===== Information given =====

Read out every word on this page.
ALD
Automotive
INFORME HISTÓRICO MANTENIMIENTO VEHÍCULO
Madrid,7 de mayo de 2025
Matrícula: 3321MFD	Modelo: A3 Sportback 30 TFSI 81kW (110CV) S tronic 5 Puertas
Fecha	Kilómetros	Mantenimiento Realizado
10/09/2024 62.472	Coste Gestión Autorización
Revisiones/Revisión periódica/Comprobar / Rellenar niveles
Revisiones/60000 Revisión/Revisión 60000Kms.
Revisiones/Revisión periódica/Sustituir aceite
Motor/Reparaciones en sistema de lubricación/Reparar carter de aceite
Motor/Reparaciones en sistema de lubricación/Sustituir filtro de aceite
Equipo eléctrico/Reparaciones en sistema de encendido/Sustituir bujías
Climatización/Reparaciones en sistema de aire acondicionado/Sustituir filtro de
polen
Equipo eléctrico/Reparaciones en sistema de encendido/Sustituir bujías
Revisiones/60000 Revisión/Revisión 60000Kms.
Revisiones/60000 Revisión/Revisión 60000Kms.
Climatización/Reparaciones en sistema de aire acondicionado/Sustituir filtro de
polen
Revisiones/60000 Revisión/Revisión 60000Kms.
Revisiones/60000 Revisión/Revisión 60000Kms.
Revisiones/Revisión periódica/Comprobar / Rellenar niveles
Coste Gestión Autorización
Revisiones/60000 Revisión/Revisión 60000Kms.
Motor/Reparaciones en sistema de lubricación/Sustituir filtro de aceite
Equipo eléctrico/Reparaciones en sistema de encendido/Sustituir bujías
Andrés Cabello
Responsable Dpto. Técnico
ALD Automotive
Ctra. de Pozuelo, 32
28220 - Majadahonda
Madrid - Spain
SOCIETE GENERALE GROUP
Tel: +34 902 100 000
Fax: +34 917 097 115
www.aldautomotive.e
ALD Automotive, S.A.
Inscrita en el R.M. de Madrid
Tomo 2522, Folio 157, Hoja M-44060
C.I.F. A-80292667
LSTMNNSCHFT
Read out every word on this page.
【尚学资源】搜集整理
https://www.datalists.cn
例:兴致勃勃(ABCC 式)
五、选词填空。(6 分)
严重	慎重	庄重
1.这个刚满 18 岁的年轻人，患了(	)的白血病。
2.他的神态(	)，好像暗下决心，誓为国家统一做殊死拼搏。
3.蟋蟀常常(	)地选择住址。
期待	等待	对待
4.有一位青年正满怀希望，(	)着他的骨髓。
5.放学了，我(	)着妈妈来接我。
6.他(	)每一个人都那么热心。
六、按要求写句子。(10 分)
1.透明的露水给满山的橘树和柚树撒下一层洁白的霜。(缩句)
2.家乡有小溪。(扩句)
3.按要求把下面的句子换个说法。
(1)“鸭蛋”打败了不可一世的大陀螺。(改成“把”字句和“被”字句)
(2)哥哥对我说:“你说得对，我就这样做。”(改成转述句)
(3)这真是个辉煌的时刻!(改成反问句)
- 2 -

=====

Directions for this task >> Locate all lines in the listing above with the word "aceite". Copy them.

Written solution >>
Revisiones/Revisión periódica/Sustituir aceite
Motor/Reparaciones en sistema de lubricación/Reparar carter de aceite
Motor/Reparaciones en sistema de lubricación/Sustituir filtro de aceite
Motor/Reparaciones en sistema de lubricación/Sustituir filtro de aceite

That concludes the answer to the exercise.